What is expected => Search the records for "Euro" and copy each line that holds it.

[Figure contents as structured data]
----------------------------------------

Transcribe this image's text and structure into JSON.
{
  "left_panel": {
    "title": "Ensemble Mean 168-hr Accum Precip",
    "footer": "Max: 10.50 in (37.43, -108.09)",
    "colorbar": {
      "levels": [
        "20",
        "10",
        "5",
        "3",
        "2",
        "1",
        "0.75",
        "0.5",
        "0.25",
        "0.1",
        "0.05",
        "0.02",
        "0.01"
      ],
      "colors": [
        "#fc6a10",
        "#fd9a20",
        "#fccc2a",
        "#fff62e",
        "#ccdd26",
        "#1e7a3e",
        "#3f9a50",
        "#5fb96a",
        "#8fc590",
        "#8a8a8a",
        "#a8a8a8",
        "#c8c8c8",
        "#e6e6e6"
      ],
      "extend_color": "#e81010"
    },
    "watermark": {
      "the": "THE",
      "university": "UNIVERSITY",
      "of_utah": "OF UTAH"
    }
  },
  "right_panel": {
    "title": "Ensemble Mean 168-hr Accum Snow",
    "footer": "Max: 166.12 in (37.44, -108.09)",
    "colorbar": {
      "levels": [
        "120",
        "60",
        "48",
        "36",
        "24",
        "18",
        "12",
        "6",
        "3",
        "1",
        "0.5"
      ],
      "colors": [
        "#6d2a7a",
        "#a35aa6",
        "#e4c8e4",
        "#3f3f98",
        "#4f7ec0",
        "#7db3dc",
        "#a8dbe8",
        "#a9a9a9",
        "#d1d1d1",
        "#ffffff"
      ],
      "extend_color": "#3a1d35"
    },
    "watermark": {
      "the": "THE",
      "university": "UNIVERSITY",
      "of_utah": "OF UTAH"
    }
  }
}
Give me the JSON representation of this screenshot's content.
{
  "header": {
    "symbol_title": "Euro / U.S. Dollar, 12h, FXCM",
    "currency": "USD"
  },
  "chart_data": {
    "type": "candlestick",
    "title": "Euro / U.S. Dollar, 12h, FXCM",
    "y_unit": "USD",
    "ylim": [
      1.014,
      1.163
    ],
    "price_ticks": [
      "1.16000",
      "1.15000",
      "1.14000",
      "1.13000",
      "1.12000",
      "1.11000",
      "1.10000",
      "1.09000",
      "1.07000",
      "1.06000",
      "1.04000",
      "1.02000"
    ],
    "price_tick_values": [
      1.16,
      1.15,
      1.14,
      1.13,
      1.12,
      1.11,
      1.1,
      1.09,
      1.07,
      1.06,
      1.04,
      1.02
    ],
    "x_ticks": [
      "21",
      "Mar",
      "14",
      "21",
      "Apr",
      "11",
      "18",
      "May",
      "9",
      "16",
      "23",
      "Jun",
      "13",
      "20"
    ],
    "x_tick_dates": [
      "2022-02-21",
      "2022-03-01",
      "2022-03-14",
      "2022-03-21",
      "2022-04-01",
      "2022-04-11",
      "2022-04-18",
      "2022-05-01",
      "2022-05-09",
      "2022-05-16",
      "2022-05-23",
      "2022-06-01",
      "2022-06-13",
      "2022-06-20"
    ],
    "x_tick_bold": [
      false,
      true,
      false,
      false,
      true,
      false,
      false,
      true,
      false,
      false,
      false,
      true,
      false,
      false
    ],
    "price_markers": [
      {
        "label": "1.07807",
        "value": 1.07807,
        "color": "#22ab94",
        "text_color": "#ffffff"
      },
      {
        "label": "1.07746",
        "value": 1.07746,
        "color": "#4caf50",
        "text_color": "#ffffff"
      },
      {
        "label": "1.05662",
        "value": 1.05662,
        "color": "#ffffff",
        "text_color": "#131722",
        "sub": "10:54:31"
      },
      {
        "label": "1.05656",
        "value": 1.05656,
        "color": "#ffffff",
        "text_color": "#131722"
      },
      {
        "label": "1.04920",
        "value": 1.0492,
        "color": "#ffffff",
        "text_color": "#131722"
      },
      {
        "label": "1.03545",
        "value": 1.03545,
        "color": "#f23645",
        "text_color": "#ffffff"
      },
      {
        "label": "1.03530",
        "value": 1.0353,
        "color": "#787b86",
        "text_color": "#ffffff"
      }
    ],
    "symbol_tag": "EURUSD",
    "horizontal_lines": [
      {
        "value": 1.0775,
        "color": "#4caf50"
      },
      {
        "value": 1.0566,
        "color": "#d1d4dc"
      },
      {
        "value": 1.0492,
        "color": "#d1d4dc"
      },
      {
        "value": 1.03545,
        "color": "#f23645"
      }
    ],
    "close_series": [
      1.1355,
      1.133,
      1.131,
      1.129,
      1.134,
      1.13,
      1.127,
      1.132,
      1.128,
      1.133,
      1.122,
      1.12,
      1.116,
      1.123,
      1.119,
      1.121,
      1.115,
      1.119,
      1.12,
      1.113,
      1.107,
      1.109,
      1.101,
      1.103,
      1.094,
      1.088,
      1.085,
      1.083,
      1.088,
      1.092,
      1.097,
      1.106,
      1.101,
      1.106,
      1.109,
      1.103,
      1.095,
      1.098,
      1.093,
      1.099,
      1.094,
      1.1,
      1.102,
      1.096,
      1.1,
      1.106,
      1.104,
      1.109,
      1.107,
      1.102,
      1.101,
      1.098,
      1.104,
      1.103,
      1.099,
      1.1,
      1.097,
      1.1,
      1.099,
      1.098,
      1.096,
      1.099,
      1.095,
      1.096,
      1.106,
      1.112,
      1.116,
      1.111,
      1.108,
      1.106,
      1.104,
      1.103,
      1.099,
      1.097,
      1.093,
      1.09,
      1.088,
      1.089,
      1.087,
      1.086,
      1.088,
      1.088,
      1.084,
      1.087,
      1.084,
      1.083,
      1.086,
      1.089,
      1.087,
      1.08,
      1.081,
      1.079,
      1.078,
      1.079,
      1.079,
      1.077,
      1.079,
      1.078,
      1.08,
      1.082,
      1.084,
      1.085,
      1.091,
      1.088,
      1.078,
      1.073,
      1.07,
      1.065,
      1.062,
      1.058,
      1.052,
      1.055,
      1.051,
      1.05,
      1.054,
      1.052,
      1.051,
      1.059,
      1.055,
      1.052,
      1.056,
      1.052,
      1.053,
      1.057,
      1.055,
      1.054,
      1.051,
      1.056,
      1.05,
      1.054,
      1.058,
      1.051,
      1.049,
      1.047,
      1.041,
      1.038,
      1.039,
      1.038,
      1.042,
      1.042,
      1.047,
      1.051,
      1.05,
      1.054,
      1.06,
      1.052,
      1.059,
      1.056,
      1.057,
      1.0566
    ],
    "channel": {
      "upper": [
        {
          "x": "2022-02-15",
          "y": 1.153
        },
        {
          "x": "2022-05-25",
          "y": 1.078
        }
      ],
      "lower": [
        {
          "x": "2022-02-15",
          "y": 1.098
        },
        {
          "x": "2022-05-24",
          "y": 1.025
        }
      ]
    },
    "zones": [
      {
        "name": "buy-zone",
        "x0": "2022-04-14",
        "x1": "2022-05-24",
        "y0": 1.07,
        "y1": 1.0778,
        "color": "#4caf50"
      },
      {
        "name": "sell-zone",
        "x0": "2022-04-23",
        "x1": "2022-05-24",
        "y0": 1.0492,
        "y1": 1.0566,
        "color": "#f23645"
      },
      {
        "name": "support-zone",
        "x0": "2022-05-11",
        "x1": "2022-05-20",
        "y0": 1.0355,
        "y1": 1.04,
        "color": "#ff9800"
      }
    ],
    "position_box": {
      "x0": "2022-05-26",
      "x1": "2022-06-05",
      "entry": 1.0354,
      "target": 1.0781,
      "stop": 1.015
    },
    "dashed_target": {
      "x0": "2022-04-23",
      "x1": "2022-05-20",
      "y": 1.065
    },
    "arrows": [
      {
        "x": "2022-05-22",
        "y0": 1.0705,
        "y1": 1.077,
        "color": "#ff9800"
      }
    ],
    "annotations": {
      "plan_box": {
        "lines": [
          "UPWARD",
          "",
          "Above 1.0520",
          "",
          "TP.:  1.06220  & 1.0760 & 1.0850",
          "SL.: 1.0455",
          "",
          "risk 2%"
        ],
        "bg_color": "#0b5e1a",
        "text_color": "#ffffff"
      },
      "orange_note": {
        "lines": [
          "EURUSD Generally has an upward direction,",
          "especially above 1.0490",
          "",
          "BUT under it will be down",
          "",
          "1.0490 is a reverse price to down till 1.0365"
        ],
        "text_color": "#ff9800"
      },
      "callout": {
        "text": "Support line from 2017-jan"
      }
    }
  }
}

----------------------------------------

Solution for this task =>
    "symbol_title": "Euro / U.S. Dollar, 12h, FXCM",
    "title": "Euro / U.S. Dollar, 12h, FXCM",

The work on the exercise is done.